**Goal:**
Output all the material that follows, exactly as given.

:::

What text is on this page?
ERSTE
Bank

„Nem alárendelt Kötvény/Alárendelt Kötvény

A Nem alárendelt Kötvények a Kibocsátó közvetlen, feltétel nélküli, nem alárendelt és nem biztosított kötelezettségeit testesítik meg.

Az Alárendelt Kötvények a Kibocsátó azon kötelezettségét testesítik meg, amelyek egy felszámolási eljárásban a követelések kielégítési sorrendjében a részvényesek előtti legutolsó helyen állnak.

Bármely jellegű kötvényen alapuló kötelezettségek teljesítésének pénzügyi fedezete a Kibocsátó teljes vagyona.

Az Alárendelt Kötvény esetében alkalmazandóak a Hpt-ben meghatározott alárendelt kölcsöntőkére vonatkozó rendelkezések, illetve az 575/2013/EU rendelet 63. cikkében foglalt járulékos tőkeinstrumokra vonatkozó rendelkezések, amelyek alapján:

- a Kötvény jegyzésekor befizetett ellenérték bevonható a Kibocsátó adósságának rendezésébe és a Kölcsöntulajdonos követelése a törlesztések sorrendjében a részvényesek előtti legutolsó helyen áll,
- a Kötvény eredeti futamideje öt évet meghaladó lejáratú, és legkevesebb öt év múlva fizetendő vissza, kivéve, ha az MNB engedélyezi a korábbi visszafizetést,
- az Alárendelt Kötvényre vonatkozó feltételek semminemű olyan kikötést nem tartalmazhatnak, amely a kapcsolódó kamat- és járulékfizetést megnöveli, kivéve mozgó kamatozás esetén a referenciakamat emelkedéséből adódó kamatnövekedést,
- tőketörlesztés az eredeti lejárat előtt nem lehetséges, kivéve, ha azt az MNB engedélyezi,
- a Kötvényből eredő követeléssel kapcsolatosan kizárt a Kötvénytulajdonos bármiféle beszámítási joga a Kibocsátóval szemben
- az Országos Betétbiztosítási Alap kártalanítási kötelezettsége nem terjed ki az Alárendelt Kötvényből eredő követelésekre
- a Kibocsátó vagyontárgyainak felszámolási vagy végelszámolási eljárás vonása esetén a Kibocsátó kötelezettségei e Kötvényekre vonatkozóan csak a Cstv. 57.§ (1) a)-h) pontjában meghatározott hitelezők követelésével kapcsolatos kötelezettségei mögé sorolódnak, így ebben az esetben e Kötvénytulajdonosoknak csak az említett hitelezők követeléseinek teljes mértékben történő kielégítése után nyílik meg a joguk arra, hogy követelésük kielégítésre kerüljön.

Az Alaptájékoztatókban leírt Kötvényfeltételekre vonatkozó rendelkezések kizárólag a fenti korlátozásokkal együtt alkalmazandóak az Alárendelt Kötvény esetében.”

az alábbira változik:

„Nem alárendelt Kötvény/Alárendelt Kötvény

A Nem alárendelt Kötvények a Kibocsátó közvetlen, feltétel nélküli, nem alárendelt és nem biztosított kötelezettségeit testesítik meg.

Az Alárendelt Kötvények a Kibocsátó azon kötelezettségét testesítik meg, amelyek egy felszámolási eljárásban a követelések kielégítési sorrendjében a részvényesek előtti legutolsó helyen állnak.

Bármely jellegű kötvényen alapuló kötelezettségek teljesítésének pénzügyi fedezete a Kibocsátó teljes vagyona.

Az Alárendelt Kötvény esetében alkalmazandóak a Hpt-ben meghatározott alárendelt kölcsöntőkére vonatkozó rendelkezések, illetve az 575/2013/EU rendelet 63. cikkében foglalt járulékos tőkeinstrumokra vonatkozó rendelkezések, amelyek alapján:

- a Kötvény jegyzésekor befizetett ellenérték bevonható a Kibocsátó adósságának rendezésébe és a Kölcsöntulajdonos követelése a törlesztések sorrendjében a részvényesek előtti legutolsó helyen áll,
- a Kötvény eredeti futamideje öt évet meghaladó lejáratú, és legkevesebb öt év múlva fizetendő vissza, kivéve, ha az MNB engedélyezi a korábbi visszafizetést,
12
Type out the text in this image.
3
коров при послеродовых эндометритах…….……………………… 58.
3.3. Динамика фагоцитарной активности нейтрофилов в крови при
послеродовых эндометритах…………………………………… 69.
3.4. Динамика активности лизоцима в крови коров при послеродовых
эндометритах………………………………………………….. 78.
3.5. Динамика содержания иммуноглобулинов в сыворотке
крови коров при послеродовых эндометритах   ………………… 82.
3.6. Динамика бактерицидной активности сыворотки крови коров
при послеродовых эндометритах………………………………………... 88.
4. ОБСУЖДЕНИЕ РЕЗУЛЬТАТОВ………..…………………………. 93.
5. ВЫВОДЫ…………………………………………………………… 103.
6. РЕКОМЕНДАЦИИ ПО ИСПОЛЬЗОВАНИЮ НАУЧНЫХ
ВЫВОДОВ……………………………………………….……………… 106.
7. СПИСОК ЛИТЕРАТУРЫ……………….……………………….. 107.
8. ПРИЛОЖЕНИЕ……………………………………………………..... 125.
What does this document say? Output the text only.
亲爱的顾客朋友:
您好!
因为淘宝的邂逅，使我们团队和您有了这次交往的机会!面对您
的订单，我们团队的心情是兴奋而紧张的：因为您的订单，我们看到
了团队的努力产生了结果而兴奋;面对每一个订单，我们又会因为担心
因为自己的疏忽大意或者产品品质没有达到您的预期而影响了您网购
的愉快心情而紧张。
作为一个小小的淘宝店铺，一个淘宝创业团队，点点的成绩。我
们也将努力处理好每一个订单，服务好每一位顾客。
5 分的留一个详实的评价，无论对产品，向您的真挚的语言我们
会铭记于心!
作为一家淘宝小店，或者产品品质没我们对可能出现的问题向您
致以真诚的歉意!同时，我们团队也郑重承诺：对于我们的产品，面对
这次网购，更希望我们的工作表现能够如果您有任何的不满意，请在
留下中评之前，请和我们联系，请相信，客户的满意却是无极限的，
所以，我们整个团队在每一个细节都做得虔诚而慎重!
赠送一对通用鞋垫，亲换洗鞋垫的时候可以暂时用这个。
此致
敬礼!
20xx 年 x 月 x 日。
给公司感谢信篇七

:::

**Result of this task:**
What text is on this page?
ERSTE
Bank

„Nem alárendelt Kötvény/Alárendelt Kötvény

A Nem alárendelt Kötvények a Kibocsátó közvetlen, feltétel nélküli, nem alárendelt és nem biztosított kötelezettségeit testesítik meg.

Az Alárendelt Kötvények a Kibocsátó azon kötelezettségét testesítik meg, amelyek egy felszámolási eljárásban a követelések kielégítési sorrendjében a részvényesek előtti legutolsó helyen állnak.

Bármely jellegű kötvényen alapuló kötelezettségek teljesítésének pénzügyi fedezete a Kibocsátó teljes vagyona.

Az Alárendelt Kötvény esetében alkalmazandóak a Hpt-ben meghatározott alárendelt kölcsöntőkére vonatkozó rendelkezések, illetve az 575/2013/EU rendelet 63. cikkében foglalt járulékos tőkeinstrumokra vonatkozó rendelkezések, amelyek alapján:

- a Kötvény jegyzésekor befizetett ellenérték bevonható a Kibocsátó adósságának rendezésébe és a Kölcsöntulajdonos követelése a törlesztések sorrendjében a részvényesek előtti legutolsó helyen áll,
- a Kötvény eredeti futamideje öt évet meghaladó lejáratú, és legkevesebb öt év múlva fizetendő vissza, kivéve, ha az MNB engedélyezi a korábbi visszafizetést,
- az Alárendelt Kötvényre vonatkozó feltételek semminemű olyan kikötést nem tartalmazhatnak, amely a kapcsolódó kamat- és járulékfizetést megnöveli, kivéve mozgó kamatozás esetén a referenciakamat emelkedéséből adódó kamatnövekedést,
- tőketörlesztés az eredeti lejárat előtt nem lehetséges, kivéve, ha azt az MNB engedélyezi,
- a Kötvényből eredő követeléssel kapcsolatosan kizárt a Kötvénytulajdonos bármiféle beszámítási joga a Kibocsátóval szemben
- az Országos Betétbiztosítási Alap kártalanítási kötelezettsége nem terjed ki az Alárendelt Kötvényből eredő követelésekre
- a Kibocsátó vagyontárgyainak felszámolási vagy végelszámolási eljárás vonása esetén a Kibocsátó kötelezettségei e Kötvényekre vonatkozóan csak a Cstv. 57.§ (1) a)-h) pontjában meghatározott hitelezők követelésével kapcsolatos kötelezettségei mögé sorolódnak, így ebben az esetben e Kötvénytulajdonosoknak csak az említett hitelezők követeléseinek teljes mértékben történő kielégítése után nyílik meg a joguk arra, hogy követelésük kielégítésre kerüljön.

Az Alaptájékoztatókban leírt Kötvényfeltételekre vonatkozó rendelkezések kizárólag a fenti korlátozásokkal együtt alkalmazandóak az Alárendelt Kötvény esetében.”

az alábbira változik:

„Nem alárendelt Kötvény/Alárendelt Kötvény

A Nem alárendelt Kötvények a Kibocsátó közvetlen, feltétel nélküli, nem alárendelt és nem biztosított kötelezettségeit testesítik meg.

Az Alárendelt Kötvények a Kibocsátó azon kötelezettségét testesítik meg, amelyek egy felszámolási eljárásban a követelések kielégítési sorrendjében a részvényesek előtti legutolsó helyen állnak.

Bármely jellegű kötvényen alapuló kötelezettségek teljesítésének pénzügyi fedezete a Kibocsátó teljes vagyona.

Az Alárendelt Kötvény esetében alkalmazandóak a Hpt-ben meghatározott alárendelt kölcsöntőkére vonatkozó rendelkezések, illetve az 575/2013/EU rendelet 63. cikkében foglalt járulékos tőkeinstrumokra vonatkozó rendelkezések, amelyek alapján:

- a Kötvény jegyzésekor befizetett ellenérték bevonható a Kibocsátó adósságának rendezésébe és a Kölcsöntulajdonos követelése a törlesztések sorrendjében a részvényesek előtti legutolsó helyen áll,
- a Kötvény eredeti futamideje öt évet meghaladó lejáratú, és legkevesebb öt év múlva fizetendő vissza, kivéve, ha az MNB engedélyezi a korábbi visszafizetést,
12
Type out the text in this image.
3
коров при послеродовых эндометритах…….……………………… 58.
3.3. Динамика фагоцитарной активности нейтрофилов в крови при
послеродовых эндометритах…………………………………… 69.
3.4. Динамика активности лизоцима в крови коров при послеродовых
эндометритах………………………………………………….. 78.
3.5. Динамика содержания иммуноглобулинов в сыворотке
крови коров при послеродовых эндометритах   ………………… 82.
3.6. Динамика бактерицидной активности сыворотки крови коров
при послеродовых эндометритах………………………………………... 88.
4. ОБСУЖДЕНИЕ РЕЗУЛЬТАТОВ………..…………………………. 93.
5. ВЫВОДЫ…………………………………………………………… 103.
6. РЕКОМЕНДАЦИИ ПО ИСПОЛЬЗОВАНИЮ НАУЧНЫХ
ВЫВОДОВ……………………………………………….……………… 106.
7. СПИСОК ЛИТЕРАТУРЫ……………….……………………….. 107.
8. ПРИЛОЖЕНИЕ……………………………………………………..... 125.
What does this document say? Output the text only.
亲爱的顾客朋友:
您好!
因为淘宝的邂逅，使我们团队和您有了这次交往的机会!面对您
的订单，我们团队的心情是兴奋而紧张的：因为您的订单，我们看到
了团队的努力产生了结果而兴奋;面对每一个订单，我们又会因为担心
因为自己的疏忽大意或者产品品质没有达到您的预期而影响了您网购
的愉快心情而紧张。
作为一个小小的淘宝店铺，一个淘宝创业团队，点点的成绩。我
们也将努力处理好每一个订单，服务好每一位顾客。
5 分的留一个详实的评价，无论对产品，向您的真挚的语言我们
会铭记于心!
作为一家淘宝小店，或者产品品质没我们对可能出现的问题向您
致以真诚的歉意!同时，我们团队也郑重承诺：对于我们的产品，面对
这次网购，更希望我们的工作表现能够如果您有任何的不满意，请在
留下中评之前，请和我们联系，请相信，客户的满意却是无极限的，
所以，我们整个团队在每一个细节都做得虔诚而慎重!
赠送一对通用鞋垫，亲换洗鞋垫的时候可以暂时用这个。
此致
敬礼!
20xx 年 x 月 x 日。
给公司感谢信篇七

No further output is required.